Using the data below, show every line where the word "position" occurs.
ENTRIES SHOWN below:
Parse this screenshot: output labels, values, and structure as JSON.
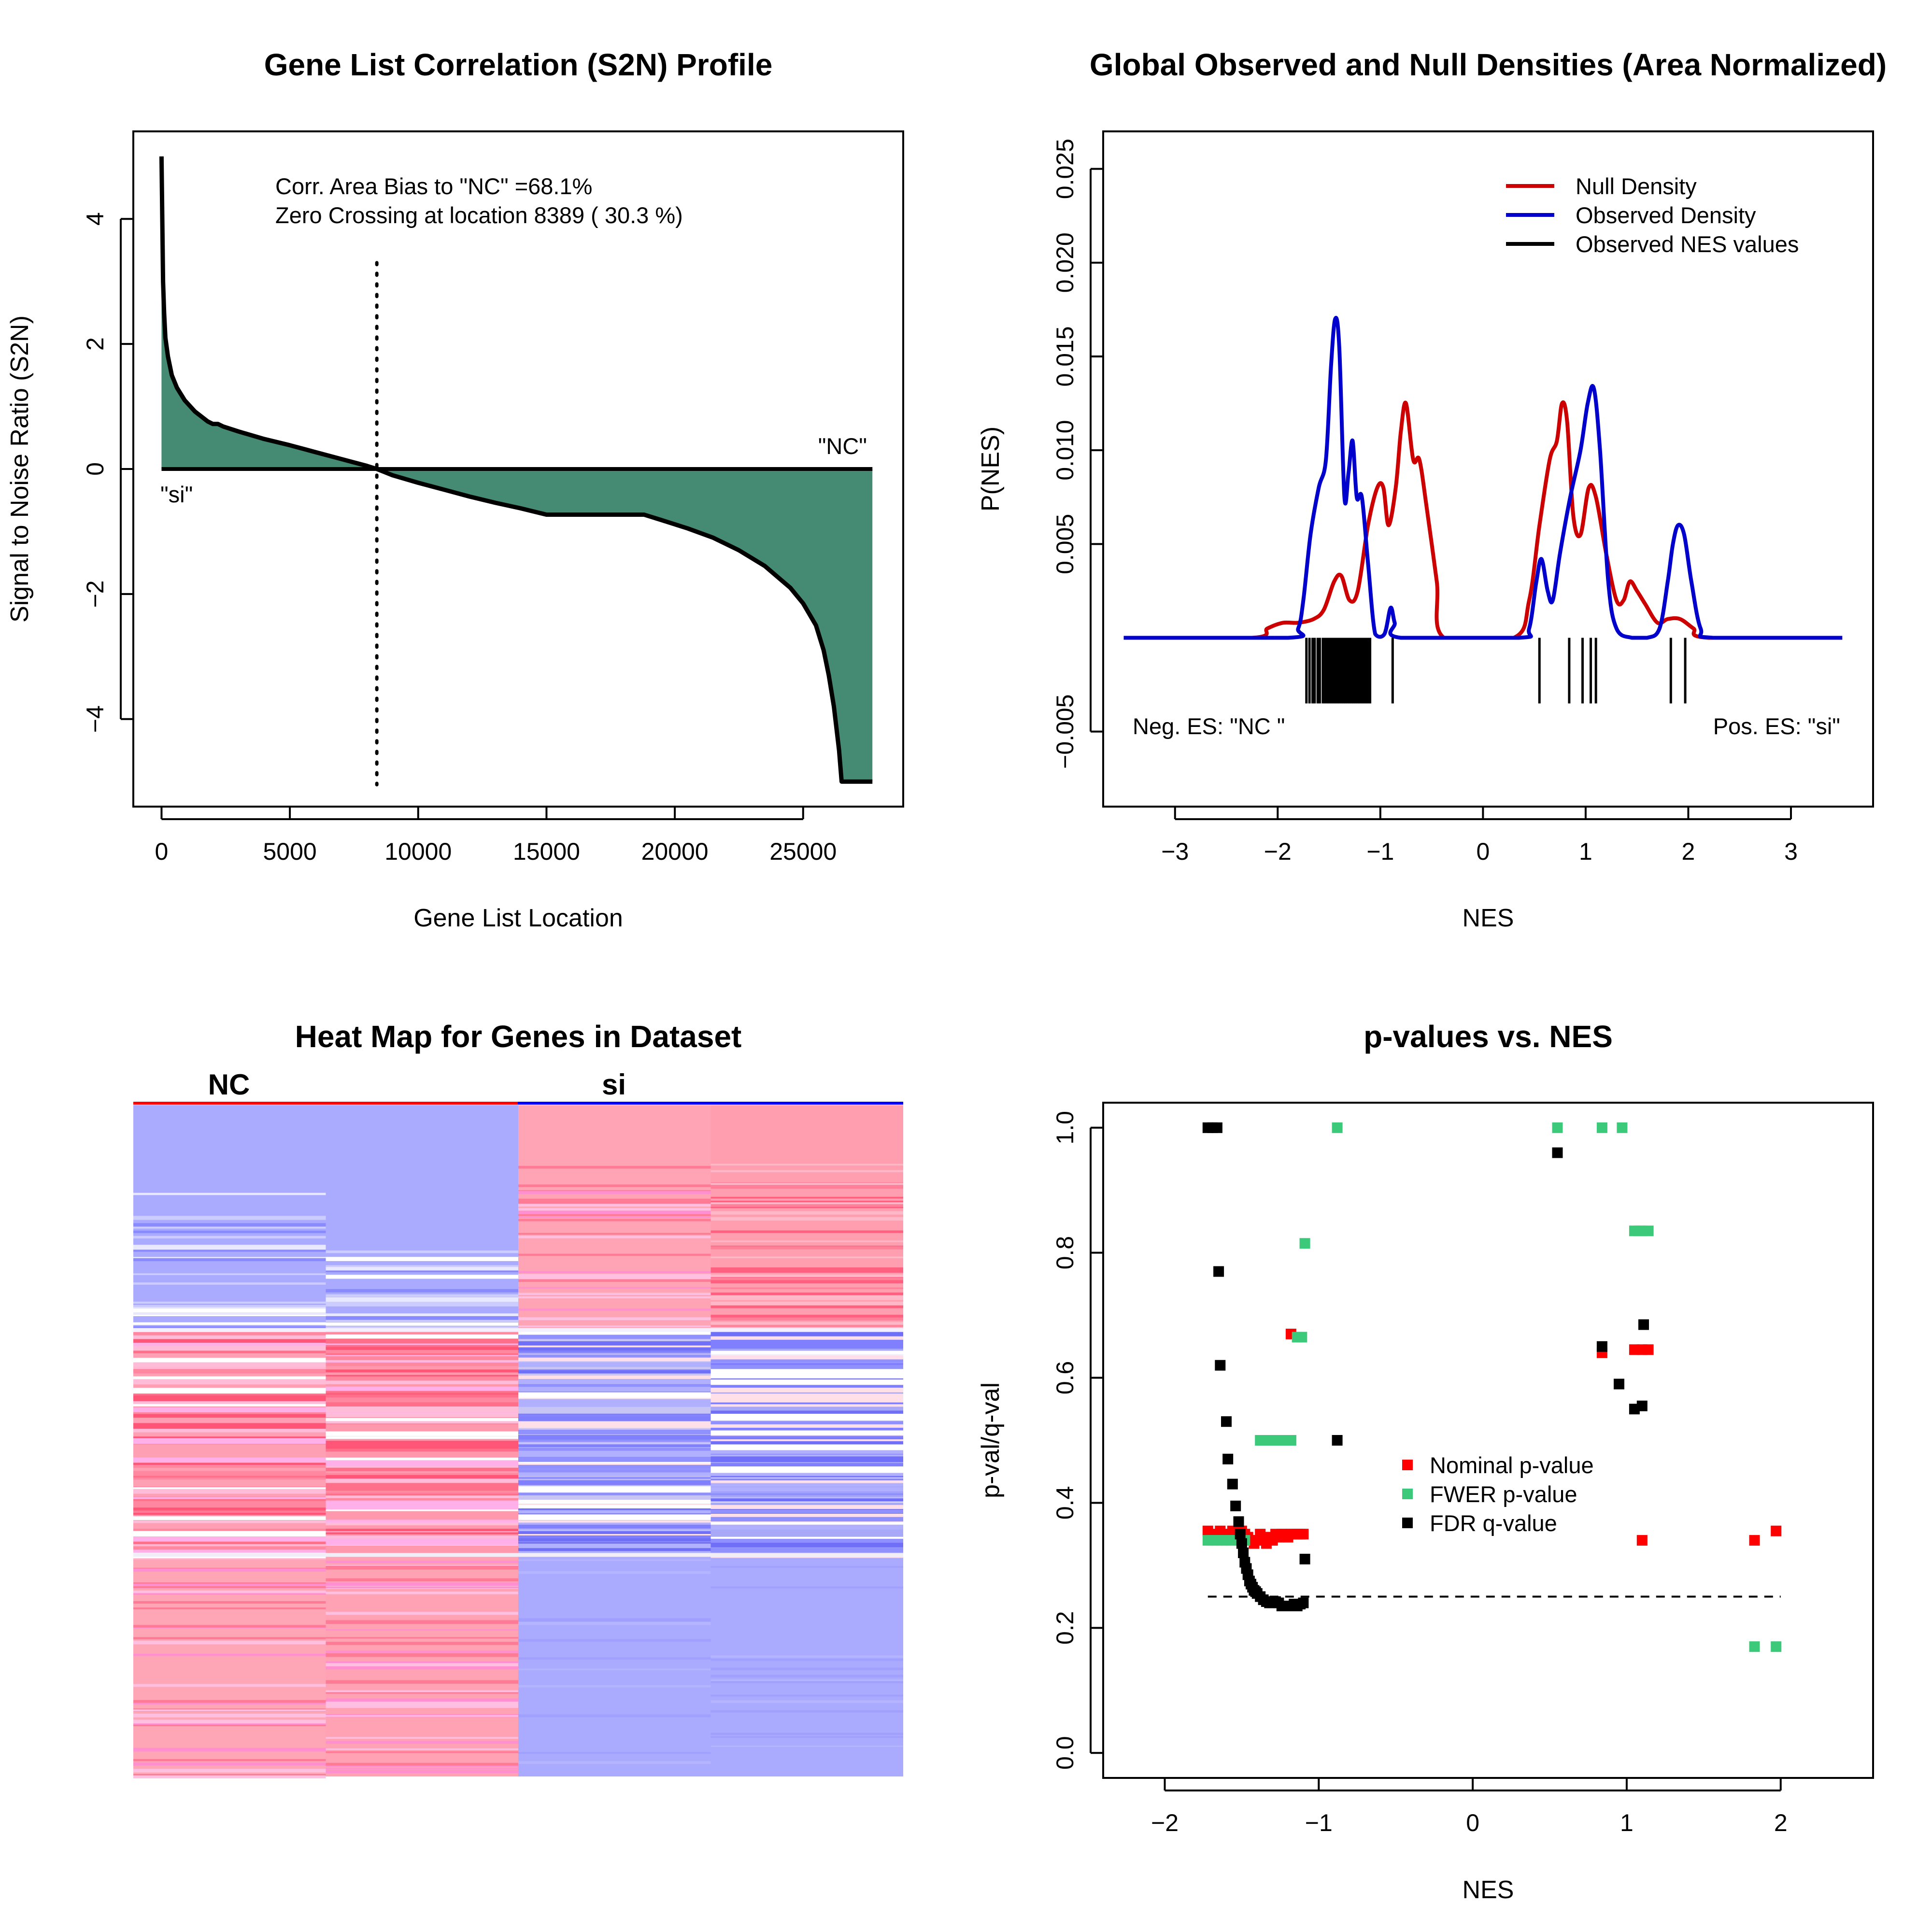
{
  "chart_data": [
    {
      "type": "area",
      "title": "Gene List Correlation (S2N) Profile",
      "xlabel": "Gene List Location",
      "ylabel": "Signal to Noise Ratio (S2N)",
      "xlim": [
        -1100,
        28900
      ],
      "ylim": [
        -5.4,
        5.4
      ],
      "x_ticks": [
        0,
        5000,
        10000,
        15000,
        20000,
        25000
      ],
      "x_tick_labels": [
        "0",
        "5000",
        "10000",
        "15000",
        "20000",
        "25000"
      ],
      "y_ticks": [
        -4,
        -2,
        0,
        2,
        4
      ],
      "y_tick_labels": [
        "−4",
        "−2",
        "0",
        "2",
        "4"
      ],
      "fill_color": "#458b74",
      "line_color": "#000000",
      "x": [
        0,
        30,
        60,
        100,
        150,
        250,
        400,
        600,
        900,
        1300,
        1800,
        2000,
        2200,
        2400,
        3000,
        4000,
        5000,
        6000,
        7000,
        8000,
        8389,
        9000,
        10000,
        11000,
        12000,
        13000,
        14000,
        15000,
        16000,
        17000,
        18000,
        18800,
        19500,
        20500,
        21500,
        22500,
        23500,
        24500,
        25000,
        25500,
        25800,
        26000,
        26200,
        26400,
        26500,
        27700
      ],
      "values": [
        5.0,
        4.0,
        3.0,
        2.5,
        2.1,
        1.8,
        1.5,
        1.3,
        1.1,
        0.92,
        0.76,
        0.72,
        0.72,
        0.68,
        0.6,
        0.48,
        0.38,
        0.27,
        0.16,
        0.05,
        0.0,
        -0.1,
        -0.22,
        -0.33,
        -0.44,
        -0.54,
        -0.63,
        -0.73,
        -0.73,
        -0.73,
        -0.73,
        -0.73,
        -0.82,
        -0.95,
        -1.1,
        -1.3,
        -1.55,
        -1.9,
        -2.15,
        -2.5,
        -2.9,
        -3.3,
        -3.8,
        -4.5,
        -5.0,
        -5.0
      ],
      "zero_crossing_x": 8389,
      "annotations": [
        "Corr. Area Bias to \"NC\" =68.1%",
        "Zero Crossing at location  8389  ( 30.3  %)"
      ],
      "label_right": "\"NC\"",
      "label_left": "\"si\""
    },
    {
      "type": "line",
      "title": "Global Observed and Null Densities (Area Normalized)",
      "xlabel": "NES",
      "ylabel": "P(NES)",
      "xlim": [
        -3.7,
        3.8
      ],
      "ylim": [
        -0.009,
        0.027
      ],
      "x_ticks": [
        -3,
        -2,
        -1,
        0,
        1,
        2,
        3
      ],
      "x_tick_labels": [
        "−3",
        "−2",
        "−1",
        "0",
        "1",
        "2",
        "3"
      ],
      "y_ticks": [
        -0.005,
        0.005,
        0.01,
        0.015,
        0.02,
        0.025
      ],
      "y_tick_labels": [
        "−0.005",
        "0.005",
        "0.010",
        "0.015",
        "0.020",
        "0.025"
      ],
      "legend": {
        "position": "top-right",
        "entries": [
          "Null Density",
          "Observed Density",
          "Observed NES values"
        ]
      },
      "series": [
        {
          "name": "Null Density",
          "color": "#cc0000",
          "x": [
            -3.5,
            -2.25,
            -2.1,
            -1.95,
            -1.8,
            -1.65,
            -1.55,
            -1.45,
            -1.38,
            -1.3,
            -1.22,
            -1.12,
            -1.03,
            -0.97,
            -0.92,
            -0.85,
            -0.8,
            -0.75,
            -0.68,
            -0.62,
            -0.55,
            -0.45,
            -0.38,
            0.3,
            0.45,
            0.55,
            0.65,
            0.72,
            0.77,
            0.82,
            0.88,
            0.95,
            1.03,
            1.1,
            1.2,
            1.3,
            1.37,
            1.43,
            1.5,
            1.58,
            1.7,
            1.8,
            1.92,
            2.05,
            2.2,
            3.5
          ],
          "values": [
            0.0,
            0.0,
            0.0005,
            0.0008,
            0.0008,
            0.001,
            0.0015,
            0.003,
            0.0033,
            0.002,
            0.0025,
            0.006,
            0.008,
            0.008,
            0.006,
            0.008,
            0.011,
            0.0125,
            0.0095,
            0.0095,
            0.007,
            0.003,
            0.0,
            0.0,
            0.002,
            0.006,
            0.0095,
            0.0105,
            0.0125,
            0.0115,
            0.0065,
            0.0055,
            0.008,
            0.0075,
            0.0045,
            0.002,
            0.002,
            0.003,
            0.0025,
            0.0018,
            0.0008,
            0.001,
            0.001,
            0.0005,
            0.0,
            0.0
          ]
        },
        {
          "name": "Observed Density",
          "color": "#0000cc",
          "x": [
            -3.5,
            -1.9,
            -1.8,
            -1.75,
            -1.68,
            -1.6,
            -1.53,
            -1.48,
            -1.44,
            -1.4,
            -1.35,
            -1.31,
            -1.27,
            -1.23,
            -1.18,
            -1.12,
            -1.05,
            -0.96,
            -0.9,
            -0.86,
            -0.8,
            0.35,
            0.45,
            0.52,
            0.57,
            0.63,
            0.68,
            0.75,
            0.85,
            0.95,
            1.02,
            1.08,
            1.14,
            1.22,
            1.3,
            1.45,
            1.6,
            1.72,
            1.8,
            1.85,
            1.9,
            1.96,
            2.03,
            2.12,
            2.25,
            3.5
          ],
          "values": [
            0.0,
            0.0,
            0.0005,
            0.002,
            0.0055,
            0.008,
            0.0095,
            0.0145,
            0.017,
            0.0155,
            0.0075,
            0.0088,
            0.0105,
            0.0075,
            0.0075,
            0.004,
            0.0002,
            0.0002,
            0.0016,
            0.0008,
            0.0,
            0.0,
            0.0005,
            0.003,
            0.0042,
            0.0025,
            0.002,
            0.0045,
            0.0075,
            0.01,
            0.0125,
            0.0133,
            0.01,
            0.003,
            0.0005,
            0.0,
            0.0,
            0.0005,
            0.003,
            0.005,
            0.006,
            0.0055,
            0.003,
            0.0005,
            0.0,
            0.0
          ]
        }
      ],
      "rug_nes": [
        -1.72,
        -1.69,
        -1.66,
        -1.64,
        -1.61,
        -1.59,
        -1.56,
        -1.54,
        -1.52,
        -1.5,
        -1.48,
        -1.46,
        -1.44,
        -1.42,
        -1.4,
        -1.38,
        -1.36,
        -1.34,
        -1.32,
        -1.3,
        -1.28,
        -1.26,
        -1.24,
        -1.22,
        -1.2,
        -1.18,
        -1.16,
        -1.14,
        -1.12,
        -1.1,
        -0.88,
        0.55,
        0.84,
        0.97,
        1.05,
        1.1,
        1.83,
        1.97
      ],
      "text_left": "Neg. ES: \"NC \"",
      "text_right": "Pos. ES: \"si\""
    },
    {
      "type": "heatmap",
      "title": "Heat Map for Genes in Dataset",
      "group_labels": [
        "NC",
        "si"
      ],
      "group_colors": [
        "#ff0000",
        "#0000ff"
      ]
    },
    {
      "type": "scatter",
      "title": "p-values vs. NES",
      "xlabel": "NES",
      "ylabel": "p-val/q-val",
      "xlim": [
        -2.4,
        2.6
      ],
      "ylim": [
        -0.04,
        1.04
      ],
      "x_ticks": [
        -2,
        -1,
        0,
        1,
        2
      ],
      "x_tick_labels": [
        "−2",
        "−1",
        "0",
        "1",
        "2"
      ],
      "y_ticks": [
        0.0,
        0.2,
        0.4,
        0.6,
        0.8,
        1.0
      ],
      "y_tick_labels": [
        "0.0",
        "0.2",
        "0.4",
        "0.6",
        "0.8",
        "1.0"
      ],
      "threshold": 0.25,
      "legend": {
        "position": "center-right",
        "entries": [
          "Nominal p-value",
          "FWER p-value",
          "FDR q-value"
        ]
      },
      "series": [
        {
          "name": "Nominal p-value",
          "color": "#ff0000",
          "x": [
            -1.72,
            -1.69,
            -1.66,
            -1.64,
            -1.61,
            -1.59,
            -1.56,
            -1.54,
            -1.52,
            -1.5,
            -1.48,
            -1.46,
            -1.44,
            -1.42,
            -1.4,
            -1.38,
            -1.36,
            -1.34,
            -1.32,
            -1.3,
            -1.28,
            -1.26,
            -1.24,
            -1.22,
            -1.2,
            -1.18,
            -1.16,
            -1.14,
            -1.12,
            -1.1,
            -1.18,
            0.84,
            1.05,
            1.1,
            1.14,
            1.1,
            1.83,
            1.97
          ],
          "y": [
            0.355,
            0.35,
            0.345,
            0.355,
            0.35,
            0.345,
            0.355,
            0.35,
            0.345,
            0.355,
            0.35,
            0.345,
            0.34,
            0.335,
            0.34,
            0.35,
            0.345,
            0.335,
            0.345,
            0.34,
            0.35,
            0.345,
            0.35,
            0.35,
            0.345,
            0.35,
            0.35,
            0.35,
            0.35,
            0.35,
            0.67,
            0.64,
            0.645,
            0.645,
            0.645,
            0.34,
            0.34,
            0.355
          ]
        },
        {
          "name": "FWER p-value",
          "color": "#3cc97a",
          "x": [
            -1.72,
            -1.69,
            -1.66,
            -1.63,
            -1.6,
            -1.57,
            -1.54,
            -1.51,
            -1.48,
            -1.38,
            -1.34,
            -1.3,
            -1.26,
            -1.22,
            -1.18,
            -1.14,
            -1.11,
            -1.09,
            -0.88,
            0.55,
            0.84,
            0.97,
            1.05,
            1.08,
            1.1,
            1.14,
            1.83,
            1.97
          ],
          "y": [
            0.34,
            0.34,
            0.34,
            0.34,
            0.34,
            0.34,
            0.34,
            0.34,
            0.34,
            0.5,
            0.5,
            0.5,
            0.5,
            0.5,
            0.5,
            0.665,
            0.665,
            0.815,
            1.0,
            1.0,
            1.0,
            1.0,
            0.835,
            0.835,
            0.835,
            0.835,
            0.17,
            0.17
          ]
        },
        {
          "name": "FDR q-value",
          "color": "#000000",
          "x": [
            -1.72,
            -1.69,
            -1.66,
            -1.65,
            -1.64,
            -1.6,
            -1.59,
            -1.56,
            -1.54,
            -1.52,
            -1.51,
            -1.5,
            -1.49,
            -1.48,
            -1.47,
            -1.46,
            -1.45,
            -1.44,
            -1.43,
            -1.42,
            -1.41,
            -1.4,
            -1.38,
            -1.36,
            -1.34,
            -1.32,
            -1.3,
            -1.28,
            -1.26,
            -1.24,
            -1.22,
            -1.2,
            -1.18,
            -1.16,
            -1.14,
            -1.12,
            -1.1,
            -1.09,
            -0.88,
            0.55,
            0.84,
            0.95,
            1.05,
            1.1,
            1.11
          ],
          "y": [
            1.0,
            1.0,
            1.0,
            0.77,
            0.62,
            0.53,
            0.47,
            0.43,
            0.395,
            0.37,
            0.35,
            0.335,
            0.32,
            0.305,
            0.295,
            0.285,
            0.275,
            0.27,
            0.265,
            0.26,
            0.258,
            0.255,
            0.25,
            0.245,
            0.242,
            0.24,
            0.24,
            0.242,
            0.24,
            0.235,
            0.235,
            0.235,
            0.235,
            0.238,
            0.235,
            0.238,
            0.24,
            0.31,
            0.5,
            0.96,
            0.65,
            0.59,
            0.55,
            0.555,
            0.685
          ]
        }
      ]
    }
  ]
}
End of ENTRIES SHOWN.
ANSWER TO THIS PROBLEM —
        "position": "top-right",
        "position": "center-right",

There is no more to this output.